#### Selected text
**********

Gold played a significant role in the development of California. The famous “Gold Rush” began in 1848 after gold was found at Sutter’s Mill in Coloma, approximately 80 km east of present-day Sacramento. The rapid influx of fortune seekers had a profound impact on California, dramatically changing its demographics. Before the discovery of gold, the territory’s population was approximately 160,000, the vast majority of whom were Native Americans. By about 1855, more than 300,000 people had arrived. While most of the newly arrived were Americans, the gold rush attracted thousands from Latin America, Europe, Australia and China. Whole indigenous societies were attacked and pushed off their lands by the gold-seekers. Agriculture and ranching expanded throughout the state to meet the needs of the settlers. San Francisco grew from a small settlement of about 200 residents in 1846 to a boomtown of about 36,000 by 1852. Roads, churches, schools and other towns were built throughout California. In 1849 a state constitution was adopted and, in September 1850, California became a state.
Gold worth tens of billions of today's US dollars was extracted, which led to great wealth for a few, though many who participated in the California Gold Rush earned little more than they had started with. The work was hard, prices were high, and living conditions were primitive. Most of the men who flocked to northern California arrived with little more than the clothes on their backs. Once there, they needed to buy food, goods and supplies, which San Francisco’s merchants were all too willing to provide, for a cost. At the height of the boom in 1849, prospectors experienced shocking prices: A single egg could cost the equivalent of $25 in today’s money, coffee went for more than $100 per pound and a pair of boots more than $2,500. In fact, more fortunes were made by merchants than by miners. As the boom continued, more and more men got out of the gold-hunting and began to open businesses catering to newly arrived prospectors.
The Gold Rush decreased when the most-workable gold deposits were exhausted, and organized capital and machinery replaced the efforts of individual miner-adventurers with more efficient and businesslike operations. Settlements that lacked other viable economic activities soon became ghost towns after the gold was exhausted. The California Gold Rush peaked in 1852 but, by the end of the decade, it was over.
Will the “Crypto Rush” also be over by the end of the decade? Will it transform the financial services industry as the Gold Rush transformed California?

**********

#### Data section
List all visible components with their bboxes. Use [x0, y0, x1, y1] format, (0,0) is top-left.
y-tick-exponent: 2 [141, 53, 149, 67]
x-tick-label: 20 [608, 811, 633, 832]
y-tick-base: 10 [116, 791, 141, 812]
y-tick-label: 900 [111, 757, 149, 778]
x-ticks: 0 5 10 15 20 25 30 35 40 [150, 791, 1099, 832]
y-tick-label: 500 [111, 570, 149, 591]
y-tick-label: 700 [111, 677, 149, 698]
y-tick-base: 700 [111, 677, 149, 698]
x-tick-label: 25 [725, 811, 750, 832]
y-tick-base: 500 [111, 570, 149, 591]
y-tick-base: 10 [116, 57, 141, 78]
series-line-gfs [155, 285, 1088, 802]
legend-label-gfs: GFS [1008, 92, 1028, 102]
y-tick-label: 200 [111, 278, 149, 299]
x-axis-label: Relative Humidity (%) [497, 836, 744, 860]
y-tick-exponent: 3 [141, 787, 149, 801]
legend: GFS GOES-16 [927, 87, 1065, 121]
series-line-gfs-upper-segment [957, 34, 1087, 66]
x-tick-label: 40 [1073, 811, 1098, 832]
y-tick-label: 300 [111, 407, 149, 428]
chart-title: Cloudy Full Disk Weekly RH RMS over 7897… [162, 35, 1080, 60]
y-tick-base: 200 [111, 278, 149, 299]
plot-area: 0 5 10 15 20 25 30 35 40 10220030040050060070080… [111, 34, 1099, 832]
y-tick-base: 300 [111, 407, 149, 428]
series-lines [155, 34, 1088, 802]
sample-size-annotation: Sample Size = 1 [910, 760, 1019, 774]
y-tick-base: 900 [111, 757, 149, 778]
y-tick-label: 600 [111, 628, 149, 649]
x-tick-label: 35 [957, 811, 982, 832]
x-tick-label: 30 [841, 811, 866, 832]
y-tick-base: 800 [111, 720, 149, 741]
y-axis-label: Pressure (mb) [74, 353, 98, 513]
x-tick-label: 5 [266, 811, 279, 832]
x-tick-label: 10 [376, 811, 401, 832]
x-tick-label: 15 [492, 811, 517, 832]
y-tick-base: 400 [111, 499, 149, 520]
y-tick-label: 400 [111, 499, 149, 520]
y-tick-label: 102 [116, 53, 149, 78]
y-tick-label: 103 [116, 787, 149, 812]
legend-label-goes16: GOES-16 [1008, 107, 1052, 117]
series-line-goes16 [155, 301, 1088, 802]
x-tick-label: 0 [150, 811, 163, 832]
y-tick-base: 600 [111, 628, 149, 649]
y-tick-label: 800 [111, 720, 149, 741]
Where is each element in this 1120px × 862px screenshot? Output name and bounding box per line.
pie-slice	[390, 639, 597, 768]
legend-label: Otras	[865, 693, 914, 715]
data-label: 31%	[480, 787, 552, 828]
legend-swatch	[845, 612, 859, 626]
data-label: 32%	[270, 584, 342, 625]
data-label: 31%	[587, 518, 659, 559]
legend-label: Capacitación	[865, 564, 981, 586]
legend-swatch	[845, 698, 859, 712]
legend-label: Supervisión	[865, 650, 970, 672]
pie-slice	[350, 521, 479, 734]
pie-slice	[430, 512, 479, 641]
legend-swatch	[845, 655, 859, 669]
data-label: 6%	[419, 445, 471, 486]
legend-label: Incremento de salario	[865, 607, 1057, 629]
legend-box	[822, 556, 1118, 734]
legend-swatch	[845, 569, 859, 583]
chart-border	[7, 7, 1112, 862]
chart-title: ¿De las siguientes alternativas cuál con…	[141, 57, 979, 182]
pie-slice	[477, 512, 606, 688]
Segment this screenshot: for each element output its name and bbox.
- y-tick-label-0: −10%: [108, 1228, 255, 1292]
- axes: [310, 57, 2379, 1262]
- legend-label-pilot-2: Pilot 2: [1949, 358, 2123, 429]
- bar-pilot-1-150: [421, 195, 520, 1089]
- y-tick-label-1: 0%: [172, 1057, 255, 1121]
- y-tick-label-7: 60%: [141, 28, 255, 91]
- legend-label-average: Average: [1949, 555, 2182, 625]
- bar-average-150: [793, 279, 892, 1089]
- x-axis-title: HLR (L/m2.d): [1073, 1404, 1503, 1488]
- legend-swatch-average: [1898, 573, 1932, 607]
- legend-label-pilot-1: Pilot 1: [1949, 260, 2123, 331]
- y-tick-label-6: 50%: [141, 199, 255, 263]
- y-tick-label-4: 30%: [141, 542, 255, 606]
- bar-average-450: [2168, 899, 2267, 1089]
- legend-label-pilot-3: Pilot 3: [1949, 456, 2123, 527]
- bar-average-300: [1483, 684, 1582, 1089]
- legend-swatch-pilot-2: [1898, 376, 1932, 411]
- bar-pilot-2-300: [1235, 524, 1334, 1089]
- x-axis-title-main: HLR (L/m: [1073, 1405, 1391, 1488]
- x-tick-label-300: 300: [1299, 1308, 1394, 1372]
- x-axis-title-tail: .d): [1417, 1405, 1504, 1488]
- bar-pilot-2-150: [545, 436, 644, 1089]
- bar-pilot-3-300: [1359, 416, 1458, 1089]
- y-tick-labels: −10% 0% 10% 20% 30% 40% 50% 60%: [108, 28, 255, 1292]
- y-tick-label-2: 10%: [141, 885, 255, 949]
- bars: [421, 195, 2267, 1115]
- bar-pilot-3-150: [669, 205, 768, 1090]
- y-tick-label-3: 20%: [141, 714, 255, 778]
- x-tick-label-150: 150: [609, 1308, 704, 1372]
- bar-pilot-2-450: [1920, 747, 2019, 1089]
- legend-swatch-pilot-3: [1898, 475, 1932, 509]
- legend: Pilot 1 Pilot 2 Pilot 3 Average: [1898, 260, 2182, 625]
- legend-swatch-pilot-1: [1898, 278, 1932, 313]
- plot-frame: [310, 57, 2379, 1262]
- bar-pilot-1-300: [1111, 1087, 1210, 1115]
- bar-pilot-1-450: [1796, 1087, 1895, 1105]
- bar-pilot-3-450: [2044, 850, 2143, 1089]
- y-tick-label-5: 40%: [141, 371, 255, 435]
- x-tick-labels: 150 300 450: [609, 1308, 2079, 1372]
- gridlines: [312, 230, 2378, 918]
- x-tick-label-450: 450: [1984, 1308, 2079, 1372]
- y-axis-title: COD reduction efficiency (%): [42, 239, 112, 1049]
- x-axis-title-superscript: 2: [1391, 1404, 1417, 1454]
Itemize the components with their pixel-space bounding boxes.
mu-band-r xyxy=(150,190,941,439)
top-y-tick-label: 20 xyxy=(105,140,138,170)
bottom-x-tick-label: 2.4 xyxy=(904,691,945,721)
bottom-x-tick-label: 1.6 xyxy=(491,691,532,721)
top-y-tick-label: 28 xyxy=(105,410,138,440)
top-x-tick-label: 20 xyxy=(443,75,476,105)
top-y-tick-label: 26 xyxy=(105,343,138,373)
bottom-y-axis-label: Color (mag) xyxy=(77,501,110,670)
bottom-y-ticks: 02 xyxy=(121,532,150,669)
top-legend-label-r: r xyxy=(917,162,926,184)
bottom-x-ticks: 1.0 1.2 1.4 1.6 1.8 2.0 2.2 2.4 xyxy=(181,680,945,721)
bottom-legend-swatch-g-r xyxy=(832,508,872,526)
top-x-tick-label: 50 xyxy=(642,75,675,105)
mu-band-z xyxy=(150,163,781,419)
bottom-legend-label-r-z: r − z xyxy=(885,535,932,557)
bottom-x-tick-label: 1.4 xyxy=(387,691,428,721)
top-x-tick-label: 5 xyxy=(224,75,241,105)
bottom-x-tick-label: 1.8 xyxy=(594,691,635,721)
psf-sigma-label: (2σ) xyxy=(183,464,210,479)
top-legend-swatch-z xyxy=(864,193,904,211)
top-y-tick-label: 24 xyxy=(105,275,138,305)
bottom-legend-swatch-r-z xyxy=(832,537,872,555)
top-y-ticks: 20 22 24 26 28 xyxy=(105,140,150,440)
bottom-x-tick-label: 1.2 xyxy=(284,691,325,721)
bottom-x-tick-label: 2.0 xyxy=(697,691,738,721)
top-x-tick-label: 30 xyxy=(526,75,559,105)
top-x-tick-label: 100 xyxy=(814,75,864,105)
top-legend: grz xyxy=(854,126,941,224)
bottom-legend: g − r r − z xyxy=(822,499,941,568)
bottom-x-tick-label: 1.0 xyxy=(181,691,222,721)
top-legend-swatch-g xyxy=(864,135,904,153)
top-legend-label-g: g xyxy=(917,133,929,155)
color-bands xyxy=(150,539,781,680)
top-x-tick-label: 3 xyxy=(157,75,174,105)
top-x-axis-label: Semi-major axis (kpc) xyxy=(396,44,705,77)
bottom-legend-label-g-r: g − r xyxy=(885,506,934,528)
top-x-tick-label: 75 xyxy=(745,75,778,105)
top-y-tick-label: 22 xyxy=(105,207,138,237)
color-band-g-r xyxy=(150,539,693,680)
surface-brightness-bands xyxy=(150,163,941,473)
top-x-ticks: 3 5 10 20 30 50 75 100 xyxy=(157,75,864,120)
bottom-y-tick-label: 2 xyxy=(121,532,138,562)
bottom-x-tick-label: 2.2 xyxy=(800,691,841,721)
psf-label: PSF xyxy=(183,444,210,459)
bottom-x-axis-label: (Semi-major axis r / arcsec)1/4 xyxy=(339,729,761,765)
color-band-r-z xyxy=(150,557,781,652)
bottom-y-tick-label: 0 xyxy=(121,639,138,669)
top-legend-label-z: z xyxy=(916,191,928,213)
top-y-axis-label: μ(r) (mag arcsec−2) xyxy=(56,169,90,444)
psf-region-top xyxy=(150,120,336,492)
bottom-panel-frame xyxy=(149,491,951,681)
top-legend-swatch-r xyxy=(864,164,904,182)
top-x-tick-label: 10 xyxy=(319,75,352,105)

**********

#### Task set
1) Answer these questions from the California Gold Rush text.
(a) At what place was the gold found that started the Gold Rush in 1848?
(b) According to the text, which group made more fortunes: merchants or miners?
(c) In what year did the California Gold Rush peak?
2) Reproduce, word for word, the part of the California Gold Rush text that opens with the words containing "The Gold Rush decreased" and closes with "Rush transformed California?".

#### Solutions in order
1)
(a) Sutter's Mill in Coloma
(b) Merchants
(c) 1852

2)
The Gold Rush decreased when the most-workable gold deposits were exhausted, and organized capital and machinery replaced the efforts of individual miner-adventurers with more efficient and businesslike operations. Settlements that lacked other viable economic activities soon became ghost towns after the gold was exhausted. The California Gold Rush peaked in 1852 but, by the end of the decade, it was over.
Will the “Crypto Rush” also be over by the end of the decade? Will it transform the financial services industry as the Gold Rush transformed California?